[BEGIN Extracted material]

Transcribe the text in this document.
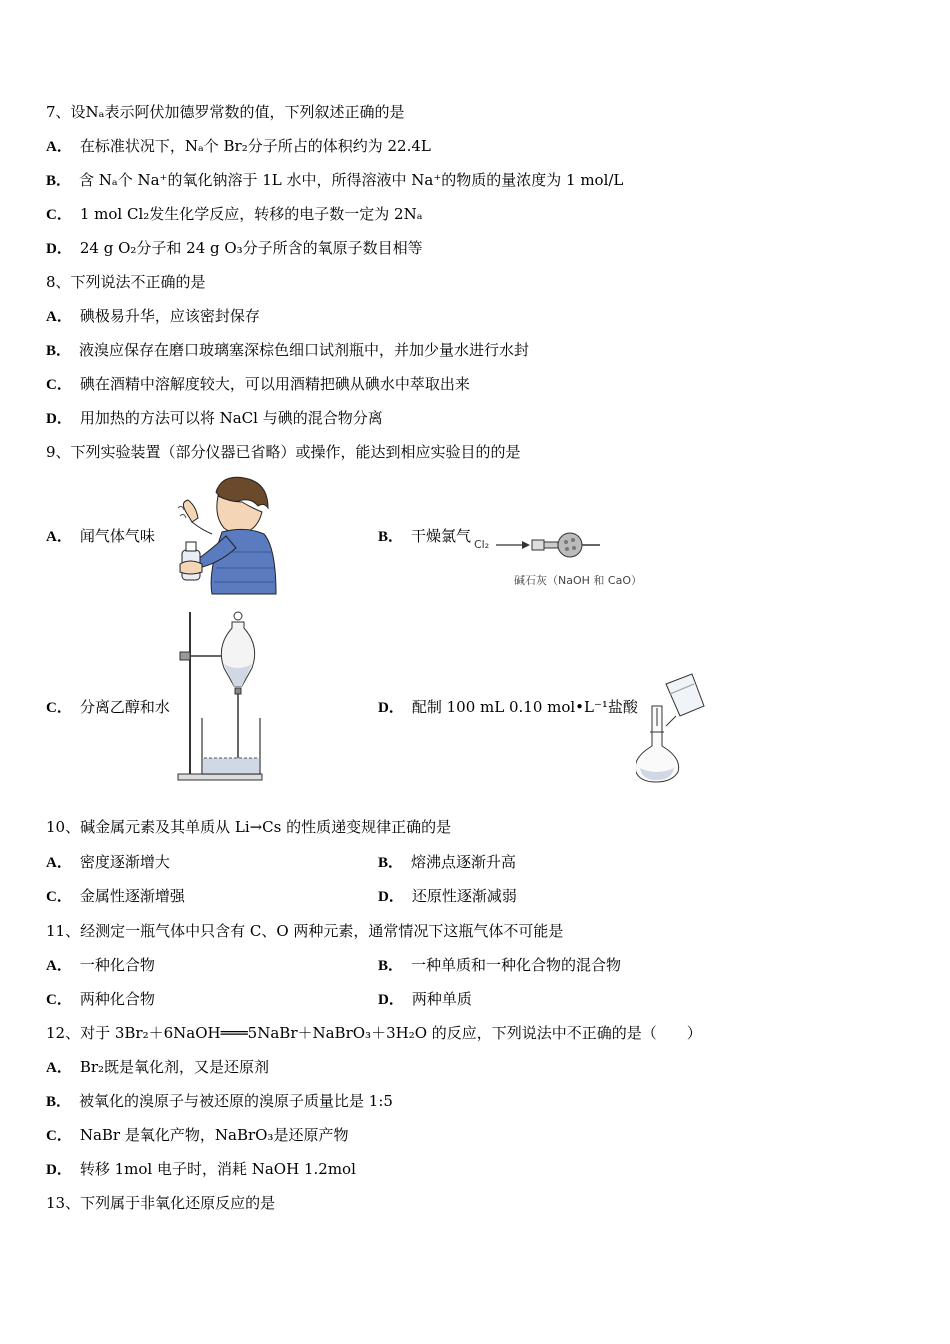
7、设Nₐ表示阿伏加德罗常数的值，下列叙述正确的是
A． 在标准状况下，Nₐ个 Br₂分子所占的体积约为 22.4L
B． 含 Nₐ个 Na⁺的氧化钠溶于 1L 水中，所得溶液中 Na⁺的物质的量浓度为 1 mol/L
C． 1 mol Cl₂发生化学反应，转移的电子数一定为 2Nₐ
D． 24 g O₂分子和 24 g O₃分子所含的氧原子数目相等
8、下列说法不正确的是
A． 碘极易升华，应该密封保存
B． 液溴应保存在磨口玻璃塞深棕色细口试剂瓶中，并加少量水进行水封
C． 碘在酒精中溶解度较大，可以用酒精把碘从碘水中萃取出来
D． 用加热的方法可以将 NaCl 与碘的混合物分离
9、下列实验装置（部分仪器已省略）或操作，能达到相应实验目的的是
A． 闻气体气味	B． 干燥氯气 Cl₂
碱石灰（NaOH 和 CaO）
C． 分离乙醇和水	D． 配制 100 mL 0.10 mol•L⁻¹盐酸
10、碱金属元素及其单质从 Li→Cs 的性质递变规律正确的是
A． 密度逐渐增大	B． 熔沸点逐渐升高
C． 金属性逐渐增强	D． 还原性逐渐减弱
11、经测定一瓶气体中只含有 C、O 两种元素，通常情况下这瓶气体不可能是
A． 一种化合物	B． 一种单质和一种化合物的混合物
C． 两种化合物	D． 两种单质
12、对于 3Br₂＋6NaOH═══5NaBr＋NaBrO₃＋3H₂O 的反应，下列说法中不正确的是（　　）
A． Br₂既是氧化剂，又是还原剂
B． 被氧化的溴原子与被还原的溴原子质量比是 1:5
C． NaBr 是氧化产物，NaBrO₃是还原产物
D． 转移 1mol 电子时，消耗 NaOH 1.2mol
13、下列属于非氧化还原反应的是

[END Extracted material]

### Work instructions
Go through the listing above and write it out again exactly, dropping the pictures.

### Solution to this task
Transcribe the text in this document.
7、设Nₐ表示阿伏加德罗常数的值，下列叙述正确的是
A． 在标准状况下，Nₐ个 Br₂分子所占的体积约为 22.4L
B． 含 Nₐ个 Na⁺的氧化钠溶于 1L 水中，所得溶液中 Na⁺的物质的量浓度为 1 mol/L
C． 1 mol Cl₂发生化学反应，转移的电子数一定为 2Nₐ
D． 24 g O₂分子和 24 g O₃分子所含的氧原子数目相等
8、下列说法不正确的是
A． 碘极易升华，应该密封保存
B． 液溴应保存在磨口玻璃塞深棕色细口试剂瓶中，并加少量水进行水封
C． 碘在酒精中溶解度较大，可以用酒精把碘从碘水中萃取出来
D． 用加热的方法可以将 NaCl 与碘的混合物分离
9、下列实验装置（部分仪器已省略）或操作，能达到相应实验目的的是
A． 闻气体气味	B． 干燥氯气 Cl₂
碱石灰（NaOH 和 CaO）
C． 分离乙醇和水	D． 配制 100 mL 0.10 mol•L⁻¹盐酸
10、碱金属元素及其单质从 Li→Cs 的性质递变规律正确的是
A． 密度逐渐增大	B． 熔沸点逐渐升高
C． 金属性逐渐增强	D． 还原性逐渐减弱
11、经测定一瓶气体中只含有 C、O 两种元素，通常情况下这瓶气体不可能是
A． 一种化合物	B． 一种单质和一种化合物的混合物
C． 两种化合物	D． 两种单质
12、对于 3Br₂＋6NaOH═══5NaBr＋NaBrO₃＋3H₂O 的反应，下列说法中不正确的是（　　）
A． Br₂既是氧化剂，又是还原剂
B． 被氧化的溴原子与被还原的溴原子质量比是 1:5
C． NaBr 是氧化产物，NaBrO₃是还原产物
D． 转移 1mol 电子时，消耗 NaOH 1.2mol
13、下列属于非氧化还原反应的是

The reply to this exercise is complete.